Requirements: Examine the records and identify each line that includes the string "fratello". Copy those lines.

Data for this exercise:

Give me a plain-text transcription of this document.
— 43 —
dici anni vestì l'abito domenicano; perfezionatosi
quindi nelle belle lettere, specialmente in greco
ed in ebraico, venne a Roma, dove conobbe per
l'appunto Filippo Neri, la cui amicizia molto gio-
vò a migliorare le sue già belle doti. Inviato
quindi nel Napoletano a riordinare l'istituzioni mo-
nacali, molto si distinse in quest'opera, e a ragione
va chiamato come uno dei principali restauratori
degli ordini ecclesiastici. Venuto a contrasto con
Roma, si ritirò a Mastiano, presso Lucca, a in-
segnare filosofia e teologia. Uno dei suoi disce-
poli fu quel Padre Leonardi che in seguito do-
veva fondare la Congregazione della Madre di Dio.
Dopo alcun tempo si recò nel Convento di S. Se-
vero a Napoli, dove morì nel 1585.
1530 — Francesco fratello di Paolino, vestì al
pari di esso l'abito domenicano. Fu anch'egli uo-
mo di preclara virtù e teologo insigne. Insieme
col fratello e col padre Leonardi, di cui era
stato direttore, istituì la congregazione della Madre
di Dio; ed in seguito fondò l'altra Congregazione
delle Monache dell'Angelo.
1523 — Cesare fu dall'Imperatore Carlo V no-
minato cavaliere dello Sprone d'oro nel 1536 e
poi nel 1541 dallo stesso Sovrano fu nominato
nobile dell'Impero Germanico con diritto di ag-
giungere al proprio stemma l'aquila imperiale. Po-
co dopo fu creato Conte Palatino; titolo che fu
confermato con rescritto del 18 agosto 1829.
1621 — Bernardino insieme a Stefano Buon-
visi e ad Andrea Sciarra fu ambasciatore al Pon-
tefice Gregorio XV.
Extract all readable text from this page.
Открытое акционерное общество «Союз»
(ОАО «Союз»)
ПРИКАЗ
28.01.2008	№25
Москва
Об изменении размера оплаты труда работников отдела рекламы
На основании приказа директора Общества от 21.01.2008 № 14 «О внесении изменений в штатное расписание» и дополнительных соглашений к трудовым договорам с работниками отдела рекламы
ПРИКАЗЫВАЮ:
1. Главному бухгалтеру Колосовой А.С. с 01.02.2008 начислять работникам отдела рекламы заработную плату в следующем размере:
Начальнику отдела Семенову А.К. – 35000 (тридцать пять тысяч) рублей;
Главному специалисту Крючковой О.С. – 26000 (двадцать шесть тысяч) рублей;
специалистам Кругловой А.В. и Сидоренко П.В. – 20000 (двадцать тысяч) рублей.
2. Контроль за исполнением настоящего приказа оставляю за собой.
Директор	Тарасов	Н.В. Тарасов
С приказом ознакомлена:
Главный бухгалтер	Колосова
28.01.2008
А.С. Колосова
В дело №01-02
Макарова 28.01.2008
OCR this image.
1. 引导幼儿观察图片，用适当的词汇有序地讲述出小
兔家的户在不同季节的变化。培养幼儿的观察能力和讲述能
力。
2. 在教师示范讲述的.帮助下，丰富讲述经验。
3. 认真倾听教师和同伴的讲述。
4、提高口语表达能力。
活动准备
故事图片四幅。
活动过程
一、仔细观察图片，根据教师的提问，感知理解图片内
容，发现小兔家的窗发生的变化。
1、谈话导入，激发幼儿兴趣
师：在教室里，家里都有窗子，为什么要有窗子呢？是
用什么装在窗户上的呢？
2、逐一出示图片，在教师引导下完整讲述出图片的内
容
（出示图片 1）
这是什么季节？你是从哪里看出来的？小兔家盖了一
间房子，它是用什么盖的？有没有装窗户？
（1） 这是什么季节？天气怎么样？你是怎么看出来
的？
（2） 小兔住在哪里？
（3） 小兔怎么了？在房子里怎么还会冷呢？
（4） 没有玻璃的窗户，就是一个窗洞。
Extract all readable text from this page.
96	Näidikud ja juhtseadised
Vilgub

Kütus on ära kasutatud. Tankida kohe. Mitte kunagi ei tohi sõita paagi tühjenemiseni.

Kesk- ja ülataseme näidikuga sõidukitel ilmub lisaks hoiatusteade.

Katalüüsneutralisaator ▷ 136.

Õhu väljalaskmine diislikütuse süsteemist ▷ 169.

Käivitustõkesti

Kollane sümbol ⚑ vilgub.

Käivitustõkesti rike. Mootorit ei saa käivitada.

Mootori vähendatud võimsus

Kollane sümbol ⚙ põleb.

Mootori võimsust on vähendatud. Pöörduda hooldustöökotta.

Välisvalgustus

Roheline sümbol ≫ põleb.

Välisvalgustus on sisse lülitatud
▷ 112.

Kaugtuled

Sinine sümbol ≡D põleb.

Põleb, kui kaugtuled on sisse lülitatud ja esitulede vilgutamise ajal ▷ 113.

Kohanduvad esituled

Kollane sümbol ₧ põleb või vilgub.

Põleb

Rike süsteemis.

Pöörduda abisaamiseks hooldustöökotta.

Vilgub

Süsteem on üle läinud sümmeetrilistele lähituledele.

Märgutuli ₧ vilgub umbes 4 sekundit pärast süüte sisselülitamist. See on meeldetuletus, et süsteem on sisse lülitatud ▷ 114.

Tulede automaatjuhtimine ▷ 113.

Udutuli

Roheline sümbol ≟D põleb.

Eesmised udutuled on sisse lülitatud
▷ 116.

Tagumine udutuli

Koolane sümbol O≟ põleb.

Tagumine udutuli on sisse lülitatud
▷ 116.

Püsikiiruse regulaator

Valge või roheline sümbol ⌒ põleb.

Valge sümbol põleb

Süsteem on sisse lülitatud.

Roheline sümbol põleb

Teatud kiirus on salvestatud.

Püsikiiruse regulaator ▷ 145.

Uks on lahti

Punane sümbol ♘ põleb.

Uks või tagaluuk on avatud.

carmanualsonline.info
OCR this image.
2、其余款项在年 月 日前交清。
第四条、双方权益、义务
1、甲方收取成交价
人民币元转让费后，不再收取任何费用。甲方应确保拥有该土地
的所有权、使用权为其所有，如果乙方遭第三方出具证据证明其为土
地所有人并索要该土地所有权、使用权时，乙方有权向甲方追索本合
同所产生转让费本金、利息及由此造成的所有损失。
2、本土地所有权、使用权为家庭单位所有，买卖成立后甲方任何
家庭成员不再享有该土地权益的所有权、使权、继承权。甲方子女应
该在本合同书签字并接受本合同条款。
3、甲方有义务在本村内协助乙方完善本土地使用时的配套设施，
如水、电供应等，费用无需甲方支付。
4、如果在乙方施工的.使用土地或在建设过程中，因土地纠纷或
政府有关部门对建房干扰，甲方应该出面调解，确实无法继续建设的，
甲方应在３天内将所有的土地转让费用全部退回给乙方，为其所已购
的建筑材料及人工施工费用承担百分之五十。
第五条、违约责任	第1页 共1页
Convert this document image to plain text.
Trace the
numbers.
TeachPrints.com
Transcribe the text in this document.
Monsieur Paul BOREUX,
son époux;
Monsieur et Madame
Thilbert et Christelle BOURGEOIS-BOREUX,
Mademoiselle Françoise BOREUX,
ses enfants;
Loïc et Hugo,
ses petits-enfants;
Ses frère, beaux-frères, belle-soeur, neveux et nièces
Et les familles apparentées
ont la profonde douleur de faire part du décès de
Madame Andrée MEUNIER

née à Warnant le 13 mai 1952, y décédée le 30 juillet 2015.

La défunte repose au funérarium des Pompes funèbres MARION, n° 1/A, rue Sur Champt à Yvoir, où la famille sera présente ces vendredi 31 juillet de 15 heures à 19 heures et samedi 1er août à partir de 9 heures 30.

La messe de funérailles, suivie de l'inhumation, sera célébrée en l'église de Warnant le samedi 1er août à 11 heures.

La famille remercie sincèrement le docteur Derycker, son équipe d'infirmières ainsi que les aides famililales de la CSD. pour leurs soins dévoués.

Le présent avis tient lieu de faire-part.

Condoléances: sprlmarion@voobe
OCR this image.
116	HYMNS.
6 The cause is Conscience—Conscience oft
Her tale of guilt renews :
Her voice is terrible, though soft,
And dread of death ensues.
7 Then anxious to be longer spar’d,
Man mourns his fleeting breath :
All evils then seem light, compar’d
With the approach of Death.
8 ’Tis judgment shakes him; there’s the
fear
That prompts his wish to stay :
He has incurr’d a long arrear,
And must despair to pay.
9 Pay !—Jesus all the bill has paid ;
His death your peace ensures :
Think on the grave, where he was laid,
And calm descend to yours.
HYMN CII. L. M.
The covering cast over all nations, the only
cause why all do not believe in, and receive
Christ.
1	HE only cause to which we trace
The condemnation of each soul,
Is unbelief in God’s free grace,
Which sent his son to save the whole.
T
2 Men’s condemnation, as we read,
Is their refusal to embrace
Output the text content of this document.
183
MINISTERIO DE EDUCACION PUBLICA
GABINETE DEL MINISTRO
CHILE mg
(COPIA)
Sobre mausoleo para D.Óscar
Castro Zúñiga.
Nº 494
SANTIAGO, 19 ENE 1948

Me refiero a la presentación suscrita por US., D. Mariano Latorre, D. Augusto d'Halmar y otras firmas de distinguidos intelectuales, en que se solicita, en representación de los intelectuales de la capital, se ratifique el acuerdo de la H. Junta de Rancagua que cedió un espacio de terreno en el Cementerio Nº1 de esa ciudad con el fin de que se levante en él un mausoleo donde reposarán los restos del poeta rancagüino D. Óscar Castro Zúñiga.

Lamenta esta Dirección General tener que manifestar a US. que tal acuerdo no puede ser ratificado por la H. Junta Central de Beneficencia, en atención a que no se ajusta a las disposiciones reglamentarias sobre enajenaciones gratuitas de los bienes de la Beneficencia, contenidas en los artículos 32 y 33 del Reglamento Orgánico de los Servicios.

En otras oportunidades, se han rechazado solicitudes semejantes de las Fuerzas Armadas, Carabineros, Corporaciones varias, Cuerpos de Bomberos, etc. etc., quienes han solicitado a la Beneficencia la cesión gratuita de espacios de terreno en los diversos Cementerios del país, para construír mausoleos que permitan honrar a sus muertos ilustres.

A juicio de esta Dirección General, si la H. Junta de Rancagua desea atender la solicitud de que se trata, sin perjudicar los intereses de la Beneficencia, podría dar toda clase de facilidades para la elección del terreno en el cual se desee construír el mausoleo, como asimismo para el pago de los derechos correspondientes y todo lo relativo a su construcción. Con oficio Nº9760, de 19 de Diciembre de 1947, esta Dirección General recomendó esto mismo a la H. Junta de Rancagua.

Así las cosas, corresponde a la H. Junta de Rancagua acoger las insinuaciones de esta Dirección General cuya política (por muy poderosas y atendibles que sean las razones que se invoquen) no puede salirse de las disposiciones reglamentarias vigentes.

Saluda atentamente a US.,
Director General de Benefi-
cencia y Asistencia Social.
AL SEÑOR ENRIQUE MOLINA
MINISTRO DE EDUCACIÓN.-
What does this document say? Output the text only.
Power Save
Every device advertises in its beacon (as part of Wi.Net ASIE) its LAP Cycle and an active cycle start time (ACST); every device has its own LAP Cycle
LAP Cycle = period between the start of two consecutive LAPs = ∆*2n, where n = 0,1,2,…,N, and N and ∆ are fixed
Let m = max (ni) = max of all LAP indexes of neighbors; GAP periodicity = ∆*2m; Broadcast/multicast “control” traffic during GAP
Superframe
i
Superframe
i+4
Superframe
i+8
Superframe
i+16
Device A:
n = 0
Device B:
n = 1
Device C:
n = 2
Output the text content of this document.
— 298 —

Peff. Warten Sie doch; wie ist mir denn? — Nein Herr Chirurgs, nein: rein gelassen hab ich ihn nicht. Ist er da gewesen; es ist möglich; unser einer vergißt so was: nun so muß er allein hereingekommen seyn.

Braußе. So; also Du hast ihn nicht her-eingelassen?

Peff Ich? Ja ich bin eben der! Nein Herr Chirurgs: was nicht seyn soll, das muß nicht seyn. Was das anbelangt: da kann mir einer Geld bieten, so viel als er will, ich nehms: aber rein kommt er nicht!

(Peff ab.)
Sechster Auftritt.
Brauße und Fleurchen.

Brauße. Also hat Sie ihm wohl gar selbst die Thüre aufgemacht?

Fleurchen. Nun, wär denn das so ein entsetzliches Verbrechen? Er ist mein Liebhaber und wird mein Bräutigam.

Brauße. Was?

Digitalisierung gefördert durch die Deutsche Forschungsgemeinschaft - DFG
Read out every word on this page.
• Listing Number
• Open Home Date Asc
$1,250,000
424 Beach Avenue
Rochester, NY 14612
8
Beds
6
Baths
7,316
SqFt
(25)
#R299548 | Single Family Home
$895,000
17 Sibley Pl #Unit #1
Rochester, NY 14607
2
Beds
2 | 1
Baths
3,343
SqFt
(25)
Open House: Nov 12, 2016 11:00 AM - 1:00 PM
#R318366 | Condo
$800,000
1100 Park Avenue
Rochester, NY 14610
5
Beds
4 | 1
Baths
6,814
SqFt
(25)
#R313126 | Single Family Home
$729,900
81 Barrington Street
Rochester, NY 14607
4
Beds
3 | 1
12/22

Final result:
1530 — Francesco fratello di Paolino, vestì al
col fratello e col padre Leonardi, di cui era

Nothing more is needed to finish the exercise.